■ **The request**
In the items below, locate each line that contains the string "非图片文件" and copy those lines out in full.

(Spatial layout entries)
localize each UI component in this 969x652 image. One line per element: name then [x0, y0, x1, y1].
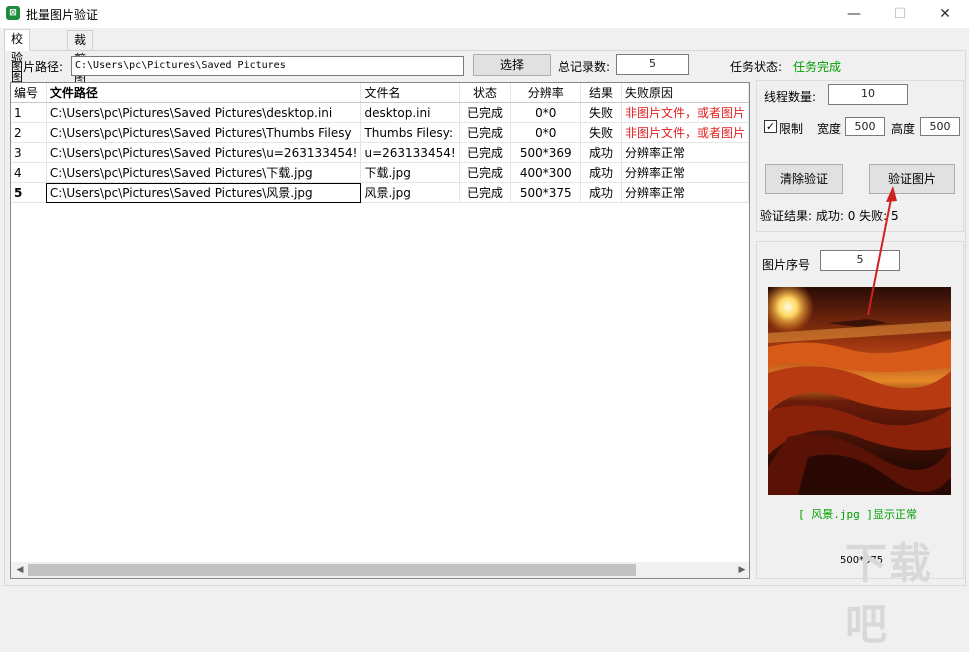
path-input[interactable]: C:\Users\pc\Pictures\Saved Pictures [71, 56, 464, 76]
cell-resolution[interactable]: 500*369 [510, 142, 582, 163]
scroll-left-icon[interactable]: ◀ [12, 562, 28, 578]
total-count-field: 5 [616, 54, 689, 75]
path-label: 图片路径: [11, 60, 64, 74]
select-button[interactable]: 选择 [473, 54, 551, 76]
tab-verify-images[interactable]: 校验图片 [4, 29, 31, 103]
cell-resolution[interactable]: 0*0 [510, 102, 582, 123]
app-icon: ⊠ [6, 6, 20, 20]
total-label: 总记录数: [558, 60, 611, 74]
clear-verification-button[interactable]: 清除验证 [765, 164, 843, 194]
table-header: 编号 文件路径 文件名 状态 分辨率 结果 失败原因 [11, 83, 749, 103]
task-status-value: 任务完成 [793, 60, 842, 74]
preview-caption: [ 风景.jpg ]显示正常 [798, 508, 917, 521]
cell-filename[interactable]: Thumbs Filesy: [360, 122, 460, 143]
watermark-logo: 下载吧 [845, 539, 934, 649]
column-header-result[interactable]: 结果 [580, 83, 622, 103]
scroll-right-icon[interactable]: ▶ [734, 562, 750, 578]
cell-filename[interactable]: 风景.jpg [360, 182, 460, 203]
task-status-label: 任务状态: [730, 60, 783, 74]
table-row[interactable]: 1 C:\Users\pc\Pictures\Saved Pictures\des… [11, 102, 749, 123]
table-row[interactable]: 2 C:\Users\pc\Pictures\Saved Pictures\Thu… [11, 122, 749, 143]
table-row[interactable]: 4 C:\Users\pc\Pictures\Saved Pictures\下载.… [11, 162, 749, 183]
cell-result[interactable]: 成功 [580, 162, 622, 183]
cell-num[interactable]: 1 [11, 102, 47, 123]
limit-checkbox[interactable]: ✓ [764, 120, 777, 133]
tab-crop-images[interactable]: 裁剪图片 [67, 30, 94, 104]
table-row[interactable]: 3 C:\Users\pc\Pictures\Saved Pictures\u=2… [11, 142, 749, 163]
cell-path[interactable]: C:\Users\pc\Pictures\Saved Pictures\desk… [46, 102, 362, 123]
cell-reason[interactable]: 分辨率正常 [621, 182, 749, 203]
cell-num[interactable]: 5 [11, 182, 47, 203]
close-button[interactable]: ✕ [922, 0, 968, 28]
cell-result[interactable]: 成功 [580, 142, 622, 163]
cell-status[interactable]: 已完成 [459, 182, 512, 203]
cell-status[interactable]: 已完成 [459, 162, 512, 183]
column-header-reason[interactable]: 失败原因 [621, 83, 749, 103]
column-header-filename[interactable]: 文件名 [360, 83, 460, 103]
cell-num[interactable]: 2 [11, 122, 47, 143]
cell-resolution[interactable]: 0*0 [510, 122, 582, 143]
minimize-button[interactable]: — [831, 0, 877, 28]
width-input[interactable]: 500 [845, 117, 885, 136]
title-bar [0, 0, 969, 28]
cell-status[interactable]: 已完成 [459, 122, 512, 143]
results-grid[interactable]: 编号 文件路径 文件名 状态 分辨率 结果 失败原因 1 C:\Users\pc\Pictur… [10, 82, 750, 579]
cell-result[interactable]: 失败 [580, 122, 622, 143]
cell-reason[interactable]: 非图片文件，或者图片 [621, 122, 749, 143]
limit-label: 限制 [779, 122, 804, 136]
width-label: 宽度 [817, 122, 842, 136]
cell-resolution[interactable]: 400*300 [510, 162, 582, 183]
cell-num[interactable]: 3 [11, 142, 47, 163]
column-header-status[interactable]: 状态 [459, 83, 512, 103]
column-header-num[interactable]: 编号 [11, 83, 47, 103]
cell-result[interactable]: 成功 [580, 182, 622, 203]
cell-filename[interactable]: desktop.ini [360, 102, 460, 123]
image-index-label: 图片序号 [762, 258, 811, 272]
cell-path[interactable]: C:\Users\pc\Pictures\Saved Pictures\Thum… [46, 122, 362, 143]
cell-reason[interactable]: 分辨率正常 [621, 162, 749, 183]
height-input[interactable]: 500 [920, 117, 960, 136]
cell-num[interactable]: 4 [11, 162, 47, 183]
thread-count-input[interactable]: 10 [828, 84, 908, 105]
cell-result[interactable]: 失败 [580, 102, 622, 123]
column-header-path[interactable]: 文件路径 [46, 83, 362, 103]
cell-path[interactable]: C:\Users\pc\Pictures\Saved Pictures\下载.j… [46, 162, 362, 183]
window-title: 批量图片验证 [26, 8, 99, 22]
scrollbar-thumb[interactable] [28, 564, 636, 576]
height-label: 高度 [891, 122, 916, 136]
cell-resolution[interactable]: 500*375 [510, 182, 582, 203]
cell-filename[interactable]: 下载.jpg [360, 162, 460, 183]
results-table: 编号 文件路径 文件名 状态 分辨率 结果 失败原因 1 C:\Users\pc\Pictur… [11, 83, 749, 203]
cell-filename[interactable]: u=263133454! [360, 142, 460, 163]
cell-reason[interactable]: 非图片文件，或者图片 [621, 102, 749, 123]
column-header-resolution[interactable]: 分辨率 [510, 83, 582, 103]
maximize-button[interactable]: ☐ [877, 0, 923, 28]
cell-status[interactable]: 已完成 [459, 102, 512, 123]
cell-path[interactable]: C:\Users\pc\Pictures\Saved Pictures\u=26… [46, 142, 362, 163]
cell-reason[interactable]: 分辨率正常 [621, 142, 749, 163]
cell-path[interactable]: C:\Users\pc\Pictures\Saved Pictures\风景.j… [46, 182, 362, 203]
annotation-arrow-icon [867, 186, 897, 316]
thread-count-label: 线程数量: [764, 90, 817, 104]
cell-status[interactable]: 已完成 [459, 142, 512, 163]
table-row[interactable]: 5 C:\Users\pc\Pictures\Saved Pictures\风景.… [11, 182, 749, 203]
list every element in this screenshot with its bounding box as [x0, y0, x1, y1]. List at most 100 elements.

■ **Task response**
cell-reason[interactable]: 非图片文件，或者图片 [621, 122, 749, 143]
cell-reason[interactable]: 非图片文件，或者图片 [621, 102, 749, 123]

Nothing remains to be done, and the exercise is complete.